**Given instruction**. Copy out the data below verbatim.

**Data in this exercise**.
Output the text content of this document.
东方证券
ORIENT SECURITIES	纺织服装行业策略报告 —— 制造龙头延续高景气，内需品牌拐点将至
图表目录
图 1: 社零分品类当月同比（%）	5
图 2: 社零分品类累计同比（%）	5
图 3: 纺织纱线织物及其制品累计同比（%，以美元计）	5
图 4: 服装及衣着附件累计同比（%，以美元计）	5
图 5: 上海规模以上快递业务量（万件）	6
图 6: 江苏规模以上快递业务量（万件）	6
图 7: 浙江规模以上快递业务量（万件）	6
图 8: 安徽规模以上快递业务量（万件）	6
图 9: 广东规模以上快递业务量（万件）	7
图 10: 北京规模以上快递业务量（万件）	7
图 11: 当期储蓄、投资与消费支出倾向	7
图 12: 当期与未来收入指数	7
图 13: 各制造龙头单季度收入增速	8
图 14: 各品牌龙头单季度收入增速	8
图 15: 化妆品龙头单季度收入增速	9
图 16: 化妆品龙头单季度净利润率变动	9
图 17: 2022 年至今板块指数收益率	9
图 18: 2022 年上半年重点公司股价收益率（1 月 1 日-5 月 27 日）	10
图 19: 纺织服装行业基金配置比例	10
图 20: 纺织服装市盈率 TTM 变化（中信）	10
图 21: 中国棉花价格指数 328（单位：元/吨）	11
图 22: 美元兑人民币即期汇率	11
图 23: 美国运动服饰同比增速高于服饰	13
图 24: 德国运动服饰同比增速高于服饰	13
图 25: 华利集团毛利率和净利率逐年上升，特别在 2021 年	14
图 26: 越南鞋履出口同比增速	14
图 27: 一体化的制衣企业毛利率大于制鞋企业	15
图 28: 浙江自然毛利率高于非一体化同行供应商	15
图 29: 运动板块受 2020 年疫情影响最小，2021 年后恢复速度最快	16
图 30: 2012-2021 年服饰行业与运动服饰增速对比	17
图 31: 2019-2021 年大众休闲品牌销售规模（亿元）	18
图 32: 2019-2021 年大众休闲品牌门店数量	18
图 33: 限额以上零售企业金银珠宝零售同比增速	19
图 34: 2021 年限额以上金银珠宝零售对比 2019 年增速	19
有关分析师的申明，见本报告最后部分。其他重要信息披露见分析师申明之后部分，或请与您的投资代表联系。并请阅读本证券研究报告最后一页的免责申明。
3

**Reply**.
Output the text content of this document.
东方证券
ORIENT SECURITIES	纺织服装行业策略报告 —— 制造龙头延续高景气，内需品牌拐点将至
图表目录
图 1: 社零分品类当月同比（%）	5
图 2: 社零分品类累计同比（%）	5
图 3: 纺织纱线织物及其制品累计同比（%，以美元计）	5
图 4: 服装及衣着附件累计同比（%，以美元计）	5
图 5: 上海规模以上快递业务量（万件）	6
图 6: 江苏规模以上快递业务量（万件）	6
图 7: 浙江规模以上快递业务量（万件）	6
图 8: 安徽规模以上快递业务量（万件）	6
图 9: 广东规模以上快递业务量（万件）	7
图 10: 北京规模以上快递业务量（万件）	7
图 11: 当期储蓄、投资与消费支出倾向	7
图 12: 当期与未来收入指数	7
图 13: 各制造龙头单季度收入增速	8
图 14: 各品牌龙头单季度收入增速	8
图 15: 化妆品龙头单季度收入增速	9
图 16: 化妆品龙头单季度净利润率变动	9
图 17: 2022 年至今板块指数收益率	9
图 18: 2022 年上半年重点公司股价收益率（1 月 1 日-5 月 27 日）	10
图 19: 纺织服装行业基金配置比例	10
图 20: 纺织服装市盈率 TTM 变化（中信）	10
图 21: 中国棉花价格指数 328（单位：元/吨）	11
图 22: 美元兑人民币即期汇率	11
图 23: 美国运动服饰同比增速高于服饰	13
图 24: 德国运动服饰同比增速高于服饰	13
图 25: 华利集团毛利率和净利率逐年上升，特别在 2021 年	14
图 26: 越南鞋履出口同比增速	14
图 27: 一体化的制衣企业毛利率大于制鞋企业	15
图 28: 浙江自然毛利率高于非一体化同行供应商	15
图 29: 运动板块受 2020 年疫情影响最小，2021 年后恢复速度最快	16
图 30: 2012-2021 年服饰行业与运动服饰增速对比	17
图 31: 2019-2021 年大众休闲品牌销售规模（亿元）	18
图 32: 2019-2021 年大众休闲品牌门店数量	18
图 33: 限额以上零售企业金银珠宝零售同比增速	19
图 34: 2021 年限额以上金银珠宝零售对比 2019 年增速	19
有关分析师的申明，见本报告最后部分。其他重要信息披露见分析师申明之后部分，或请与您的投资代表联系。并请阅读本证券研究报告最后一页的免责申明。
3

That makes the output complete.